:: Source material ::
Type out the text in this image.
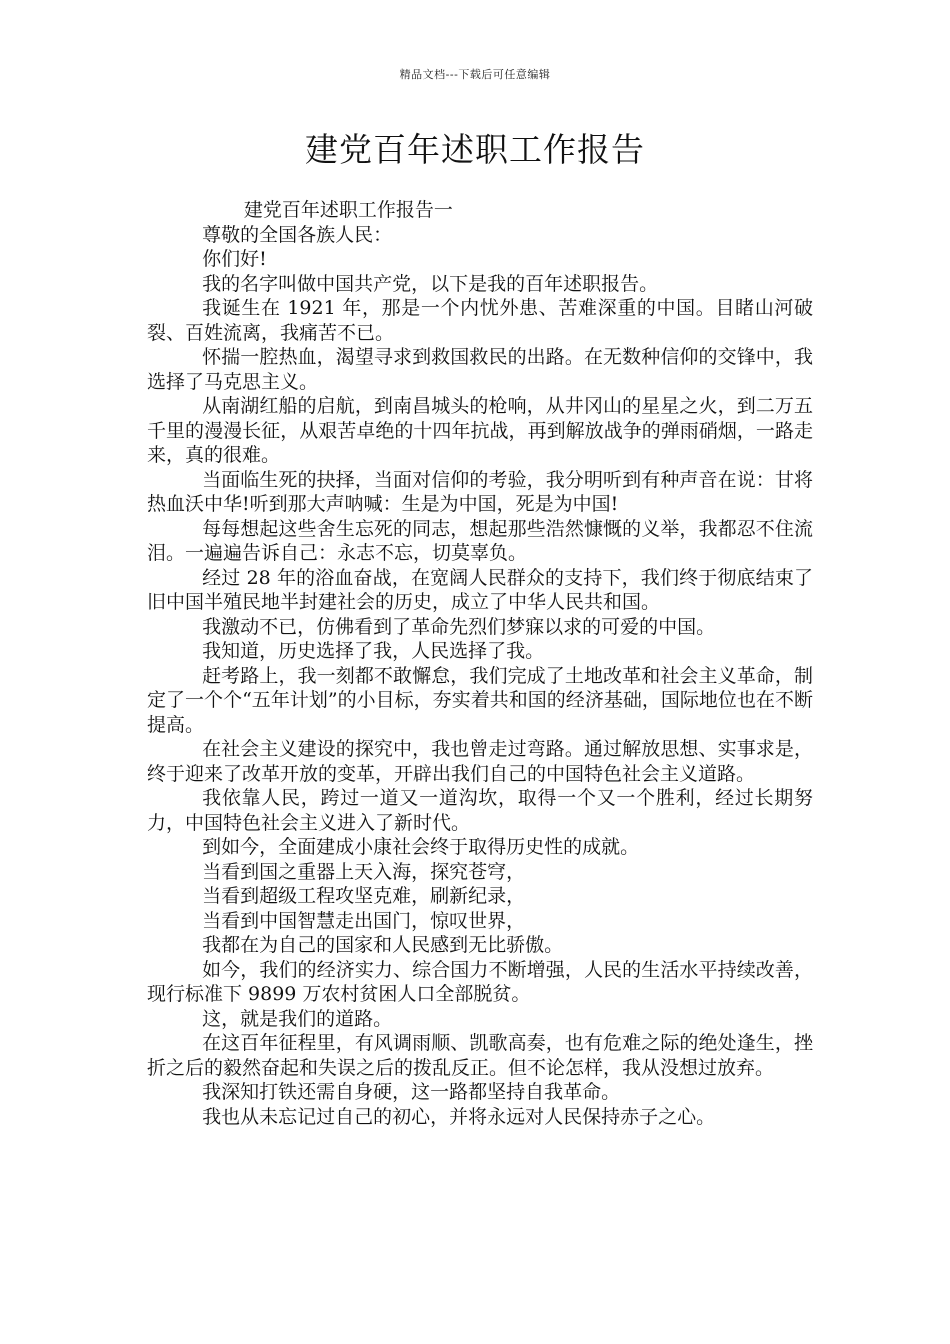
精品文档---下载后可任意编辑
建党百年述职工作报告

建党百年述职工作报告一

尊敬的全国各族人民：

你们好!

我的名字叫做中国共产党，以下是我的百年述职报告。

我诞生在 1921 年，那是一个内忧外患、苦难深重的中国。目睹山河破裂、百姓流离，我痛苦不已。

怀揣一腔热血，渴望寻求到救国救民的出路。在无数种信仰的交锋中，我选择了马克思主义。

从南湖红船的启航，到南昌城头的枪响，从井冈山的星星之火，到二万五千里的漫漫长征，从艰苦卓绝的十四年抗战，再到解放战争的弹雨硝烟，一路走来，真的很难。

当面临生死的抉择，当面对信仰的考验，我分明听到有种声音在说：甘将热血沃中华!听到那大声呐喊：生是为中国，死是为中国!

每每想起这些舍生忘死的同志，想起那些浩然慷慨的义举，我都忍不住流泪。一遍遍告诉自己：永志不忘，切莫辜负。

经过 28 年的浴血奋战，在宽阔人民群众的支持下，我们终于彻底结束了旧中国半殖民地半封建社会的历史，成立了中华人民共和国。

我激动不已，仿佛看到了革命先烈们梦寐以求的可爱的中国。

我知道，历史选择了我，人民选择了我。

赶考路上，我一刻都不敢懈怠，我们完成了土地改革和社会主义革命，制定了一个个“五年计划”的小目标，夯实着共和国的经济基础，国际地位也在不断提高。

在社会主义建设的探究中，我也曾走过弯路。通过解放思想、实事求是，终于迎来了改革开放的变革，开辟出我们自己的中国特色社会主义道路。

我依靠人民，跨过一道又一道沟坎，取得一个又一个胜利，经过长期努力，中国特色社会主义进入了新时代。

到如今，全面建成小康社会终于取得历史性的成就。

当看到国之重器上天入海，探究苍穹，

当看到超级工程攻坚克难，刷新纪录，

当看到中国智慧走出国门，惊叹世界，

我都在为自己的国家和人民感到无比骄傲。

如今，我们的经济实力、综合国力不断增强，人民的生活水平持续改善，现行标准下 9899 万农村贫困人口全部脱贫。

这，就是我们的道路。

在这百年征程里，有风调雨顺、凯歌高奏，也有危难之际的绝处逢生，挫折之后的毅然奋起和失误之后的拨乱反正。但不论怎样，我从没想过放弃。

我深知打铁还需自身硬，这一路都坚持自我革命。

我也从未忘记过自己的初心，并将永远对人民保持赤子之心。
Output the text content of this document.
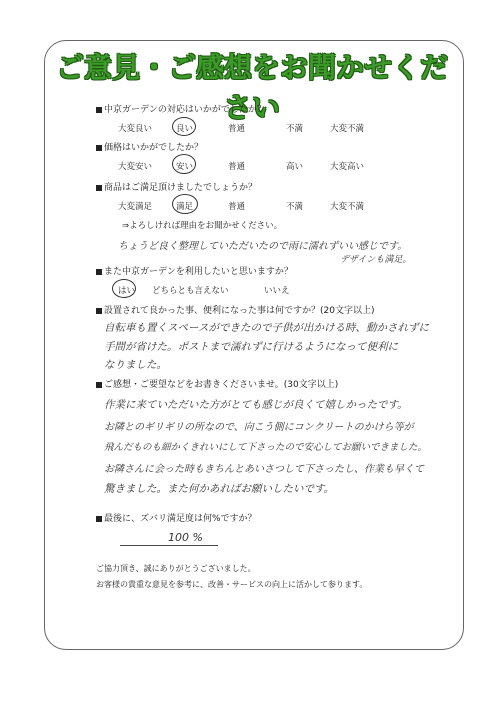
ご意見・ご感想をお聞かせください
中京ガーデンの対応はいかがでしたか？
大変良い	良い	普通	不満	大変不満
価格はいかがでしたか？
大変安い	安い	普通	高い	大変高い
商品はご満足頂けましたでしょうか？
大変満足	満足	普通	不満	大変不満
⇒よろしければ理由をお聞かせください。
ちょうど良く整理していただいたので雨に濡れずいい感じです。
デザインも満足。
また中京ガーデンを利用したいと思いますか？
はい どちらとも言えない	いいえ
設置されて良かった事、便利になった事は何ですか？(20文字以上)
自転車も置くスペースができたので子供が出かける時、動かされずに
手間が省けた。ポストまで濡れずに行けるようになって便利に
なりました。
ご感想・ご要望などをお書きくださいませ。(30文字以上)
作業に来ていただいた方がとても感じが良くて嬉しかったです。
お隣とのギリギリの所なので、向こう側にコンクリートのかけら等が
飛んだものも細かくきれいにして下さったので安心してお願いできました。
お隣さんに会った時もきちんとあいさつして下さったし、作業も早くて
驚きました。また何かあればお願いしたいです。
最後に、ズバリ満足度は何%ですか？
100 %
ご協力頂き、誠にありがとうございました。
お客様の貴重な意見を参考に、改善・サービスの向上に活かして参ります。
:::
All of the data above should be transcribed verbatim, with pictures omitted.

■ **Response for this exercise**:
Type out the text in this image.
精品文档---下载后可任意编辑
建党百年述职工作报告

建党百年述职工作报告一

尊敬的全国各族人民：

你们好!

我的名字叫做中国共产党，以下是我的百年述职报告。

我诞生在 1921 年，那是一个内忧外患、苦难深重的中国。目睹山河破裂、百姓流离，我痛苦不已。

怀揣一腔热血，渴望寻求到救国救民的出路。在无数种信仰的交锋中，我选择了马克思主义。

从南湖红船的启航，到南昌城头的枪响，从井冈山的星星之火，到二万五千里的漫漫长征，从艰苦卓绝的十四年抗战，再到解放战争的弹雨硝烟，一路走来，真的很难。

当面临生死的抉择，当面对信仰的考验，我分明听到有种声音在说：甘将热血沃中华!听到那大声呐喊：生是为中国，死是为中国!

每每想起这些舍生忘死的同志，想起那些浩然慷慨的义举，我都忍不住流泪。一遍遍告诉自己：永志不忘，切莫辜负。

经过 28 年的浴血奋战，在宽阔人民群众的支持下，我们终于彻底结束了旧中国半殖民地半封建社会的历史，成立了中华人民共和国。

我激动不已，仿佛看到了革命先烈们梦寐以求的可爱的中国。

我知道，历史选择了我，人民选择了我。

赶考路上，我一刻都不敢懈怠，我们完成了土地改革和社会主义革命，制定了一个个“五年计划”的小目标，夯实着共和国的经济基础，国际地位也在不断提高。

在社会主义建设的探究中，我也曾走过弯路。通过解放思想、实事求是，终于迎来了改革开放的变革，开辟出我们自己的中国特色社会主义道路。

我依靠人民，跨过一道又一道沟坎，取得一个又一个胜利，经过长期努力，中国特色社会主义进入了新时代。

到如今，全面建成小康社会终于取得历史性的成就。

当看到国之重器上天入海，探究苍穹，

当看到超级工程攻坚克难，刷新纪录，

当看到中国智慧走出国门，惊叹世界，

我都在为自己的国家和人民感到无比骄傲。

如今，我们的经济实力、综合国力不断增强，人民的生活水平持续改善，现行标准下 9899 万农村贫困人口全部脱贫。

这，就是我们的道路。

在这百年征程里，有风调雨顺、凯歌高奏，也有危难之际的绝处逢生，挫折之后的毅然奋起和失误之后的拨乱反正。但不论怎样，我从没想过放弃。

我深知打铁还需自身硬，这一路都坚持自我革命。

我也从未忘记过自己的初心，并将永远对人民保持赤子之心。
Output the text content of this document.
ご意見・ご感想をお聞かせください
中京ガーデンの対応はいかがでしたか？
大変良い	良い	普通	不満	大変不満
価格はいかがでしたか？
大変安い	安い	普通	高い	大変高い
商品はご満足頂けましたでしょうか？
大変満足	満足	普通	不満	大変不満
⇒よろしければ理由をお聞かせください。
ちょうど良く整理していただいたので雨に濡れずいい感じです。
デザインも満足。
また中京ガーデンを利用したいと思いますか？
はい どちらとも言えない	いいえ
設置されて良かった事、便利になった事は何ですか？(20文字以上)
自転車も置くスペースができたので子供が出かける時、動かされずに
手間が省けた。ポストまで濡れずに行けるようになって便利に
なりました。
ご感想・ご要望などをお書きくださいませ。(30文字以上)
作業に来ていただいた方がとても感じが良くて嬉しかったです。
お隣とのギリギリの所なので、向こう側にコンクリートのかけら等が
飛んだものも細かくきれいにして下さったので安心してお願いできました。
お隣さんに会った時もきちんとあいさつして下さったし、作業も早くて
驚きました。また何かあればお願いしたいです。
最後に、ズバリ満足度は何%ですか？
100 %
ご協力頂き、誠にありがとうございました。
お客様の貴重な意見を参考に、改善・サービスの向上に活かして参ります。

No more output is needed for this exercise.